__Records for processing__.
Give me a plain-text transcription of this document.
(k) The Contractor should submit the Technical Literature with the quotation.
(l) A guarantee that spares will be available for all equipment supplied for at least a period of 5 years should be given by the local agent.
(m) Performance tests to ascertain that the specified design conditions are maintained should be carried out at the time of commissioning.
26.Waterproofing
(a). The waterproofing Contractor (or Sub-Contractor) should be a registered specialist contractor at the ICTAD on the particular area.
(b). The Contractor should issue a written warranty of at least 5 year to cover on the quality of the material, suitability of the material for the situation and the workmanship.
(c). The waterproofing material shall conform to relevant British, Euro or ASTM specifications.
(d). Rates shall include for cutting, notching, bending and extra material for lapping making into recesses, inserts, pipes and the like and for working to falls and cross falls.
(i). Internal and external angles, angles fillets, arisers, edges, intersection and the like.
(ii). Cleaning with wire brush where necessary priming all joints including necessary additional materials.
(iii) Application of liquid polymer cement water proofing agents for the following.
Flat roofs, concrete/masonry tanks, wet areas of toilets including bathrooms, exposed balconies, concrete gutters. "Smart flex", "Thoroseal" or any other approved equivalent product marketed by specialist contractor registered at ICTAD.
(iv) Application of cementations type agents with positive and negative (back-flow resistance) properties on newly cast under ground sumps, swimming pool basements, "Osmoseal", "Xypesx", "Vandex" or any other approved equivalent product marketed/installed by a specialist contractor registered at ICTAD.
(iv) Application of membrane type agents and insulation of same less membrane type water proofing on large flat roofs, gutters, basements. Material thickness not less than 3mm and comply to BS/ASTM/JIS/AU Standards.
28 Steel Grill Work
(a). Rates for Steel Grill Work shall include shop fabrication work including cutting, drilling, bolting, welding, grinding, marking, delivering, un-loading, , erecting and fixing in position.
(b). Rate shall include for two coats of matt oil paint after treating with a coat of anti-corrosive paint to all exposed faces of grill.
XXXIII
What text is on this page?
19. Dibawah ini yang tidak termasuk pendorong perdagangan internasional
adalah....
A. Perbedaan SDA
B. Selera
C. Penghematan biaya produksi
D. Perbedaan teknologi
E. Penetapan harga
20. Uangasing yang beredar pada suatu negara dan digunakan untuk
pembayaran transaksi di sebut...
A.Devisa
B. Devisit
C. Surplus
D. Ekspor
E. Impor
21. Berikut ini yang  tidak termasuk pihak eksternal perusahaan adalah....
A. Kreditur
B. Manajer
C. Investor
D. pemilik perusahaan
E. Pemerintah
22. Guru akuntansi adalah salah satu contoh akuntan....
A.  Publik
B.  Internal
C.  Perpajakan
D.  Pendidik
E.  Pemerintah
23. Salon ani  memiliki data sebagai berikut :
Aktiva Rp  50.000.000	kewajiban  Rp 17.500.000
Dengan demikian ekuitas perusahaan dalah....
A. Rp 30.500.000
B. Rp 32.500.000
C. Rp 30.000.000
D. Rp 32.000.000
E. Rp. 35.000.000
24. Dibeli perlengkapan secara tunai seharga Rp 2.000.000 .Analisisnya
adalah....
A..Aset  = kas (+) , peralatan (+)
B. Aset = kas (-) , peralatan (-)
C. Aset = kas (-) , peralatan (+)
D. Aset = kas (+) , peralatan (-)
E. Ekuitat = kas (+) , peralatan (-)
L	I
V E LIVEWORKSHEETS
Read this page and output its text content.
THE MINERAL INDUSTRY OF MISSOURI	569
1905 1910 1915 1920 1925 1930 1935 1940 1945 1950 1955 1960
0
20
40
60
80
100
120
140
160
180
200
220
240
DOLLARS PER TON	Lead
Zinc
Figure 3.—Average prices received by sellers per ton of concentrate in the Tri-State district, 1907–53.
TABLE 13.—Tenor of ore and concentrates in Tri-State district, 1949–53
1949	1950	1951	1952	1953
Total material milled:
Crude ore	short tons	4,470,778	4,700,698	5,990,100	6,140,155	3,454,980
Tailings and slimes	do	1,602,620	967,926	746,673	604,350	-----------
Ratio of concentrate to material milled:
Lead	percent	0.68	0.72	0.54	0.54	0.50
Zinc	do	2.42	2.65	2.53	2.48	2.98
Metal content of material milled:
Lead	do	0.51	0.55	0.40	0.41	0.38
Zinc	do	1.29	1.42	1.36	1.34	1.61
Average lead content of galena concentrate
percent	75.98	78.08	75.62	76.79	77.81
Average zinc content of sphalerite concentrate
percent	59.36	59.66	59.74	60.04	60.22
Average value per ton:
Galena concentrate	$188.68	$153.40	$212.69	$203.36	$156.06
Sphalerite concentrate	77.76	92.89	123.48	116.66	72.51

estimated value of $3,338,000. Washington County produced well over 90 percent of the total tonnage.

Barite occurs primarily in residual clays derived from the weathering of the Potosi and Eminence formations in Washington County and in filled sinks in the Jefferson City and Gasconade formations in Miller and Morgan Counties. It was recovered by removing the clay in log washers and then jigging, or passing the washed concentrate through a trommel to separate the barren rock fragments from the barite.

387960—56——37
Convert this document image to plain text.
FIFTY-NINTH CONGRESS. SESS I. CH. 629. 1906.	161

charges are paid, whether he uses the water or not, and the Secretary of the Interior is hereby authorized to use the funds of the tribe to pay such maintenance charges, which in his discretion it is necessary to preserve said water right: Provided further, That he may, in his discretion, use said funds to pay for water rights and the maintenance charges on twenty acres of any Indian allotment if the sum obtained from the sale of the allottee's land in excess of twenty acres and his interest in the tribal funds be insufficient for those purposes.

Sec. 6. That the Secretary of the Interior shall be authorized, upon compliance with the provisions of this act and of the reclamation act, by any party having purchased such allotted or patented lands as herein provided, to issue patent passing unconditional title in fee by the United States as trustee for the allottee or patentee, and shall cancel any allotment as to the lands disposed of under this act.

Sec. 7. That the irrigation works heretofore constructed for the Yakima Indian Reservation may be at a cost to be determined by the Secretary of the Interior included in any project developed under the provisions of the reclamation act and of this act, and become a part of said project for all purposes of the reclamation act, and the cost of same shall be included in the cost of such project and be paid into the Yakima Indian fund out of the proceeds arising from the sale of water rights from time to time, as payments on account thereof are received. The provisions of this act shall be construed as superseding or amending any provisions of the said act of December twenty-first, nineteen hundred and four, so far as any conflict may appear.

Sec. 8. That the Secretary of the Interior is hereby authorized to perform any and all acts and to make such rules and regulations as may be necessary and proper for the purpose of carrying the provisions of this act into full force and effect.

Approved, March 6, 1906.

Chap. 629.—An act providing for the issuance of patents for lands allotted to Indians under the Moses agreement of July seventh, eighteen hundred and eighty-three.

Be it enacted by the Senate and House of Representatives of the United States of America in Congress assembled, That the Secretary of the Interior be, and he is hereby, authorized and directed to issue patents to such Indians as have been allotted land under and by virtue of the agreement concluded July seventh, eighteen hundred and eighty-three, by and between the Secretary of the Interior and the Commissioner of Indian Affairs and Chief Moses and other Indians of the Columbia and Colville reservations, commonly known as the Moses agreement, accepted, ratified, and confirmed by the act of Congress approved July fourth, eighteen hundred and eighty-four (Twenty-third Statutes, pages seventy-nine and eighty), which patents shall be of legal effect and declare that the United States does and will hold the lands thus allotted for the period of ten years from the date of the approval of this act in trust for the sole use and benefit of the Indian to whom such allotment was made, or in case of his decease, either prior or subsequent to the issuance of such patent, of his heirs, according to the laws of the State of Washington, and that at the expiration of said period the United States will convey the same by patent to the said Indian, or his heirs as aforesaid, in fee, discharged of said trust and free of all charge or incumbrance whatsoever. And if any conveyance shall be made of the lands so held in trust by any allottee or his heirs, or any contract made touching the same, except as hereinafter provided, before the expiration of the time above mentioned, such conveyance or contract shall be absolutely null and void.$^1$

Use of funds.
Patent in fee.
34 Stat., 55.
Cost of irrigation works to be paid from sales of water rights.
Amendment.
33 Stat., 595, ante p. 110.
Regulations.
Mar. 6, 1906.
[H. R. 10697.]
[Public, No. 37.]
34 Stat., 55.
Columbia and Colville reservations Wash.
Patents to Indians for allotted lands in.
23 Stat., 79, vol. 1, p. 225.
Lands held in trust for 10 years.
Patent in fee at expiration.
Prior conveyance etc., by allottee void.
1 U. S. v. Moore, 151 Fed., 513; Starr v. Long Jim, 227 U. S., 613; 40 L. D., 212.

__What you will do__. Search the entries for "cutting" and copy out each line that has it.

__Task response__.
(d). Rates shall include for cutting, notching, bending and extra material for lapping making into recesses, inserts, pipes and the like and for working to falls and cross falls.
(a). Rates for Steel Grill Work shall include shop fabrication work including cutting, drilling, bolting, welding, grinding, marking, delivering, un-loading, , erecting and fixing in position.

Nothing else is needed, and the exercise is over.